**** PROVIDED TEXT

16.4 Testing strategies for parallel codes

Introduction

Testing parallel programs is fundamentally different from testing sequential ones. Parallel codes have many possible execution orders, depend on subtle timing interactions, and often run on resources that you cannot fully reproduce on your laptop. This chapter focuses on strategies to design tests that are useful, reliable, and repeatable for shared memory, distributed memory, and hybrid parallel programs.

The goal is not to remove debugging, which is covered elsewhere, but to ensure that bugs are caught as early as possible, long before you run at scale on an expensive production system.

What makes testing parallel codes hard

Parallel tests must cope with nondeterminism. The same input can produce:

Different message interleavings between MPI processes.

Different scheduling of OpenMP threads.

Different ordering of floating point operations, which can slightly change numerical results.

A second difficulty is scale. Many bugs only appear:

When you use many processes or threads.

When the data size is large enough to stress memory, communication, or I/O.

You cannot simply run all tests at “full scale” every time, so you need a layered test strategy that balances speed and coverage.

Finally, performance regressions are much easier to introduce in parallel codes. A change that keeps the answer correct but doubles communication volume is still a serious bug in an HPC context.

Designing a parallel testing strategy

A good testing strategy for parallel codes combines several dimensions:

Varying scale, from serial to full parallel.

Varying process and thread counts.

Different decompositions and layouts.

Different system environments when possible.

Think of your test suite as a pyramid. At the bottom you have many fast, small tests that run on few cores and focus on correctness. Toward the top, you have fewer, more expensive tests that run at larger scale and also check performance and scalability.

Using serial tests as a baseline

Even highly parallel codes usually contain serial building blocks, such as local kernels, utility functions, and I/O routines. Testing these in a serial context simplifies failure analysis and gives you a strong baseline.

For example, in an MPI program, you can:

Run the code with np = 1 as a serial test whenever that is meaningful.

Wrap communication parts so that, in a special “serial test” mode, they are bypassed or replaced by local copies.

In OpenMP programs, you can:

Disable OpenMP with OMP_NUM_THREADS=1 to check that the code works like a serial program.

Compile without OpenMP support for certain test configurations.

The serial tests verify mathematical correctness, boundary conditions, error handling, and basic I/O. Once these are trusted, you can more easily attribute later failures to parallel interactions.

Small-scale parallel unit tests

After serial tests pass, you should write unit tests that actually use multiple threads or processes. The challenge is that traditional unit test frameworks are usually not parallel-aware, so you must decide:

How the test is orchestrated across ranks or threads.

********
**** ITEMS

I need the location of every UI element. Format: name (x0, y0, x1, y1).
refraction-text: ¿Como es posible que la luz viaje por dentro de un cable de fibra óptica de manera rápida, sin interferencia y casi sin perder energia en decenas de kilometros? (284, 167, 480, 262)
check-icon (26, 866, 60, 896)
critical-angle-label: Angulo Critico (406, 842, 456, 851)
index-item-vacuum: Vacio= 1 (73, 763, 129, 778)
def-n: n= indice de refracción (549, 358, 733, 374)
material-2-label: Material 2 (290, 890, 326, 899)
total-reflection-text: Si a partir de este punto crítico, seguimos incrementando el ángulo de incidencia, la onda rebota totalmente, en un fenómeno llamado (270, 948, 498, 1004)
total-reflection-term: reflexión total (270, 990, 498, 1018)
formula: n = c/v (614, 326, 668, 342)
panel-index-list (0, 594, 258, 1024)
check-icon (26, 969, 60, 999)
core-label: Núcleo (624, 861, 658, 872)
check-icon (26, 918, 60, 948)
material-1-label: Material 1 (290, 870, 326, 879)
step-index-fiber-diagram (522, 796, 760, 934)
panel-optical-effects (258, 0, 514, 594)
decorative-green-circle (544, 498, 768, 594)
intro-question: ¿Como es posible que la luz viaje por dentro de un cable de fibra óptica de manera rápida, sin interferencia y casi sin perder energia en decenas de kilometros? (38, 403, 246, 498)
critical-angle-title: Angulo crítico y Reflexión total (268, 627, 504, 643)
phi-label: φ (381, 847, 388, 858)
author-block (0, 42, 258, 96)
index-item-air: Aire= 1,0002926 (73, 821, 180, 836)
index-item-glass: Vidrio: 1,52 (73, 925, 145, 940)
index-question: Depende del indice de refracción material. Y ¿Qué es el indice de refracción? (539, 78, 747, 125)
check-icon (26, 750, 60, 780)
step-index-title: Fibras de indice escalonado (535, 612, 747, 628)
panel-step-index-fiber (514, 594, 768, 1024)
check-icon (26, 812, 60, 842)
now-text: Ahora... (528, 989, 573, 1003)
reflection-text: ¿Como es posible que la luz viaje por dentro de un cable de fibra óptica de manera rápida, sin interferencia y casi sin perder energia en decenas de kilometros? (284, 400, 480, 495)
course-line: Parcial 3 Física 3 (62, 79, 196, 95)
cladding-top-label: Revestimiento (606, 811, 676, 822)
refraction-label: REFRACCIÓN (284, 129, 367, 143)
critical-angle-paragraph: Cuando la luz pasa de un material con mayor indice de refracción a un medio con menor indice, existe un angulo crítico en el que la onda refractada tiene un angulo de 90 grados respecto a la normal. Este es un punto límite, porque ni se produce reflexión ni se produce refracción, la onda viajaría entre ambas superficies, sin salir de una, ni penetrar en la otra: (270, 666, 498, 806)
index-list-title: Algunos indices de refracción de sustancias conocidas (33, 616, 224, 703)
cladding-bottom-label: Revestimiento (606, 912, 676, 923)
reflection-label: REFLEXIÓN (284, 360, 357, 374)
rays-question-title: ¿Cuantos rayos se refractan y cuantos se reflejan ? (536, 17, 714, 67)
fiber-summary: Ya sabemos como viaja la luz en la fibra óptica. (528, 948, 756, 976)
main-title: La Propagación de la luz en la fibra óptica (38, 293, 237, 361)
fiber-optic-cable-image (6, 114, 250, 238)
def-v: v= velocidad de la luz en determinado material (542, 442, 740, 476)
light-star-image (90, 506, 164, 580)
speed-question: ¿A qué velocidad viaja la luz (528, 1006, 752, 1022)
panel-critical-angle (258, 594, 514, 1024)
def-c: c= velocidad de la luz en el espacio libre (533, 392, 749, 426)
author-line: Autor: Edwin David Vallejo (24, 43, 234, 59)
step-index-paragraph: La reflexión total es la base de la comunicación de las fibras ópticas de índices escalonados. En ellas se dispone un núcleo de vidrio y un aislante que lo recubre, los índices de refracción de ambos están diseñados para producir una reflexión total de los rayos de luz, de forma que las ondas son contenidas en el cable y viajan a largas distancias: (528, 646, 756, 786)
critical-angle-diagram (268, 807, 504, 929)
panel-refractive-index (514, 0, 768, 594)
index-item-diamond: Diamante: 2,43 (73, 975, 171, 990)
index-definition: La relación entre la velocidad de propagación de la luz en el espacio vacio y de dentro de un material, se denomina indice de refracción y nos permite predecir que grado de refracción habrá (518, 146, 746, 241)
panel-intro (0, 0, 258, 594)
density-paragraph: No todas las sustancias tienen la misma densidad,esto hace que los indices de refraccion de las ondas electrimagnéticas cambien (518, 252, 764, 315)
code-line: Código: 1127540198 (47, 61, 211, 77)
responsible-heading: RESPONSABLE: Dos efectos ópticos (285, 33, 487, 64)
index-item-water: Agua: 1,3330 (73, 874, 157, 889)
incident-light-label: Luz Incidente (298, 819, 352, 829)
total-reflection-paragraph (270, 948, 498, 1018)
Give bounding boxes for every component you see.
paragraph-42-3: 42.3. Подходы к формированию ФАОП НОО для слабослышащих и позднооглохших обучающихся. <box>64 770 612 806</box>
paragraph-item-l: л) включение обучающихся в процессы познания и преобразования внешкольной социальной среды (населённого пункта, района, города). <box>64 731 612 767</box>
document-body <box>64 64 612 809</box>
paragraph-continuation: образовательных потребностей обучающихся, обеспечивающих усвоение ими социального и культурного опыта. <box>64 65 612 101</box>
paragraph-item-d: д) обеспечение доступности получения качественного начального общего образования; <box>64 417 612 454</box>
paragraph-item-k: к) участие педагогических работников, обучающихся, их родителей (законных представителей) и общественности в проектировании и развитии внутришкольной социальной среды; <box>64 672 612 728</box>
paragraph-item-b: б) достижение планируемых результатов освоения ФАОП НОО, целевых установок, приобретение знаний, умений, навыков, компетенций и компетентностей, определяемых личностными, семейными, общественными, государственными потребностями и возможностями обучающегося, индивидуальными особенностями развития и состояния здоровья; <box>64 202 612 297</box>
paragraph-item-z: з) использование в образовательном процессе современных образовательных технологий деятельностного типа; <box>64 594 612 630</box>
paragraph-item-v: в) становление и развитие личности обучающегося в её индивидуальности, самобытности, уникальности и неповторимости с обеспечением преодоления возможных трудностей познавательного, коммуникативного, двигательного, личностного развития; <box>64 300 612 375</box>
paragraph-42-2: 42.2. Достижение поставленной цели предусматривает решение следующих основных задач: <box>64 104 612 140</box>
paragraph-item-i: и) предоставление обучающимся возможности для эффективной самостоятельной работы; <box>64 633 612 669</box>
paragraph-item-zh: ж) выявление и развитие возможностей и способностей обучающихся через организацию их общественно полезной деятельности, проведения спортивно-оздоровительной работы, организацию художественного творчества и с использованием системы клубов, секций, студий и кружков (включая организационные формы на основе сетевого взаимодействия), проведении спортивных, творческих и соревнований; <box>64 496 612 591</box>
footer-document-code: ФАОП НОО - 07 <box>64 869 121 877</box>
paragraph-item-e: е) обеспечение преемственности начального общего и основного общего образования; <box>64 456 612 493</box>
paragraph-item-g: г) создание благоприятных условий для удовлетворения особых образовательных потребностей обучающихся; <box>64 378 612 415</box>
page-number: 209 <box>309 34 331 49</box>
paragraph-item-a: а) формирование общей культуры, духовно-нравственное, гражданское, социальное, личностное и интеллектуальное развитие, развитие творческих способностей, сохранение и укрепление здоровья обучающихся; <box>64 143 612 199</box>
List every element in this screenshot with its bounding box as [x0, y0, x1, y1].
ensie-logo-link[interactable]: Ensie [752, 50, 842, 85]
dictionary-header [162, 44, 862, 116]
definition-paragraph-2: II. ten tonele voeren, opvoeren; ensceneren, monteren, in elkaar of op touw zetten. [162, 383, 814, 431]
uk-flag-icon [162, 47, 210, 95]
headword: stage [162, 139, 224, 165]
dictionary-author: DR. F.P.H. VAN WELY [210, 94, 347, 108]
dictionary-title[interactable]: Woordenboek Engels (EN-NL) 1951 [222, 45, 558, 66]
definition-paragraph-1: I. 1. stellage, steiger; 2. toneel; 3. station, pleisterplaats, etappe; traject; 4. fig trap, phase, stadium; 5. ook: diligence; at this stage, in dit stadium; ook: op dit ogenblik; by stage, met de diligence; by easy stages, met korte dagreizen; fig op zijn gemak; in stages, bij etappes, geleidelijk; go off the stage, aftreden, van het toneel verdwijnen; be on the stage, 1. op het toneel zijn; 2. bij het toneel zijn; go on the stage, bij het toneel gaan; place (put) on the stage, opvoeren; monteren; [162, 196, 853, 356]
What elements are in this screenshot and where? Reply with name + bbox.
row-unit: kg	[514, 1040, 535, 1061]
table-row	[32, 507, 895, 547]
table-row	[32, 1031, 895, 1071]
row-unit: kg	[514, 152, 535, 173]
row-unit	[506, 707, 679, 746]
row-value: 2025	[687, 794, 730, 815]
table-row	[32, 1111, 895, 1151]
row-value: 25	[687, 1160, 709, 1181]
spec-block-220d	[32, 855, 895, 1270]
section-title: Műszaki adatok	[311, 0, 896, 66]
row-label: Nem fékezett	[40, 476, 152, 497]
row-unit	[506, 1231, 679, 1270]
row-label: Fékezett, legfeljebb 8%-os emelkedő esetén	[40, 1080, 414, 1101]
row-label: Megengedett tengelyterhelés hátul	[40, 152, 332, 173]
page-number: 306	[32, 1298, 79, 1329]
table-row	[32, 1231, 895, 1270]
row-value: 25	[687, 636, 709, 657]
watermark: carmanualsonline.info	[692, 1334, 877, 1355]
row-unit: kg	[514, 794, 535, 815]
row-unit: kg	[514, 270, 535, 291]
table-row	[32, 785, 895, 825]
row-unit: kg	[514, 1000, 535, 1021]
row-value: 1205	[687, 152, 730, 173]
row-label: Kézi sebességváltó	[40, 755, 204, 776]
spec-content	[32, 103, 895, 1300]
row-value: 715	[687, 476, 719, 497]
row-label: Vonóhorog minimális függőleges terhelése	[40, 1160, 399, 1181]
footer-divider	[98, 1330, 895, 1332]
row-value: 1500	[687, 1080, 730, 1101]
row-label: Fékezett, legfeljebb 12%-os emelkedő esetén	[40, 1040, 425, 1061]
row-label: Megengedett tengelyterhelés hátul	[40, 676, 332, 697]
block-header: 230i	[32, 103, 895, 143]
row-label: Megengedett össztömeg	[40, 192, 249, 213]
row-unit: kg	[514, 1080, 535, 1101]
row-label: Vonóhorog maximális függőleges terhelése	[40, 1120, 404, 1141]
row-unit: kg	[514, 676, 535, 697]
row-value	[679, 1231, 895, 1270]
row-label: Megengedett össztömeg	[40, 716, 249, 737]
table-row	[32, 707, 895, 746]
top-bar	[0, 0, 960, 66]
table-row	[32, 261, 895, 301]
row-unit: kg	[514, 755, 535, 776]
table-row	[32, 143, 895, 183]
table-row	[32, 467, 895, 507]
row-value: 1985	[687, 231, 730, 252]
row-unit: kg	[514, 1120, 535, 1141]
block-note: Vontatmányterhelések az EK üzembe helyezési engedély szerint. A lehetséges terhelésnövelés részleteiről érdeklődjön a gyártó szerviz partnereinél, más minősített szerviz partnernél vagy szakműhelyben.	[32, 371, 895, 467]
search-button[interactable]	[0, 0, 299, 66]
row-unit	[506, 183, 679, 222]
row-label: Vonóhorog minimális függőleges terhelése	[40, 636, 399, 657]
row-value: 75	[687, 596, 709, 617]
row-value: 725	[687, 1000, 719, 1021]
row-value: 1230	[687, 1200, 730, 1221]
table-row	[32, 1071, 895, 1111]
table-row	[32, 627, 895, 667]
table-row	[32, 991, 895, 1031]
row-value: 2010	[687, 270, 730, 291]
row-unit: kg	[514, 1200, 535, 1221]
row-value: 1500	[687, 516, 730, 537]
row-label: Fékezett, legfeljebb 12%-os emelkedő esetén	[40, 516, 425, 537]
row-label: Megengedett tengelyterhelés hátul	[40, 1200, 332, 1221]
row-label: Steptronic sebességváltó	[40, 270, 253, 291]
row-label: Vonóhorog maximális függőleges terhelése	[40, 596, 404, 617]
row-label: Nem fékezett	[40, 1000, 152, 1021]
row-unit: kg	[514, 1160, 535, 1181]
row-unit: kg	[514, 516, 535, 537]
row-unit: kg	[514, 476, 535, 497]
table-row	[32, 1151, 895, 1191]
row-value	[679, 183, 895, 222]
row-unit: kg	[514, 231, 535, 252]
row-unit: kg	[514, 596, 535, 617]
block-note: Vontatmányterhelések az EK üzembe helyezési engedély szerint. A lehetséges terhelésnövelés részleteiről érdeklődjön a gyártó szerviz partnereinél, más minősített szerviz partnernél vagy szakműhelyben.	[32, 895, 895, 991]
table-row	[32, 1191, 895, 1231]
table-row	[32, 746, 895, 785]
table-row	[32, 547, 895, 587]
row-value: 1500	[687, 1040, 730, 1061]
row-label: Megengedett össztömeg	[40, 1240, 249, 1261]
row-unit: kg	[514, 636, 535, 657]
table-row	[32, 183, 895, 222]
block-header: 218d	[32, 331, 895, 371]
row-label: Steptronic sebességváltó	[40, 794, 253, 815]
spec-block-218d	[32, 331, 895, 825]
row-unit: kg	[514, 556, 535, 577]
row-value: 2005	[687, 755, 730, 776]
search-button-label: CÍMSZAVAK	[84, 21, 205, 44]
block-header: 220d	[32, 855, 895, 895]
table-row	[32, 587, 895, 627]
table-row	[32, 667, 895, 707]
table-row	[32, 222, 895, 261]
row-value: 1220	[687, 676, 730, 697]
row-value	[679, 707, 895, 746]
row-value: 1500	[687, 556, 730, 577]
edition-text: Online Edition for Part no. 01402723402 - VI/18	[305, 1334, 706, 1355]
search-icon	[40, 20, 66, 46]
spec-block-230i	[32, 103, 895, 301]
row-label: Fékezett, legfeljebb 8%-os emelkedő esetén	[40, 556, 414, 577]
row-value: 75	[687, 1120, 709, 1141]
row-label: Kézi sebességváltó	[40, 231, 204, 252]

********

(EXERCISE INSTRUCTIONS)
1 – According to the text on testing parallel codes, what setting disables OpenMP so an OpenMP program can be checked as if it were serial?
2 – Condense the paragraph of the testing text that begins "Think of your test suite as a pyramid" into two short sentences, keeping its main facts.
3 – Write the next part of the text on testing parallel codes, starting right after its last line.
The records have no connection to the text on testing parallel codes.

(ANSWERS BELOW)
1 – Setting OMP_NUM_THREADS=1.

2 – A parallel test suite works like a pyramid, with many fast, small correctness tests on few cores at the bottom. Near the top are fewer, costlier tests that run at larger scale and also check performance and scalability.

3 –
Who checks correctness and reports failures.

In MPI codes, common strategies are:

Let only rank 0 perform assertions on globally gathered results, while other ranks participate in computation and communication.

Have each rank perform local checks on its data, then use MPI_Allreduce with logical AND / OR to combine success or failure, and finally let rank 0 report.

In shared memory codes:

Use a single “testing thread” for assertions, and ensure other threads reach a barrier before and after the checks.

Avoid printing from many threads or ranks in tests, since this makes test output confusing and can hide real failures.

Tests at this level typically run with 2, 4, or 8 ranks or threads, and focus on small data sizes where you can predict exact results.

Testing nondeterministic behavior

Nondeterminism in parallel codes comes from scheduling and communication ordering. Some bugs, for example race conditions or missing synchronization, may not appear in every run. To increase your chance to detect them, you can:

Run the same test multiple times, possibly changing environment variables or random seeds.

Change the number of processes or threads.

Introduce small artificial delays in selected code paths.

In shared memory tests, you can:

Use environment variables that influence thread scheduling, such as different OpenMP scheduling types (STATIC, DYNAMIC, GUIDED) or chunk sizes, to vary the execution order.

In MPI tests, you can:

Run with different process counts that do not divide the data size evenly, which changes the pattern of message sizes and communication partners.

Use tools or wrappers that add random delays around communication calls, when available.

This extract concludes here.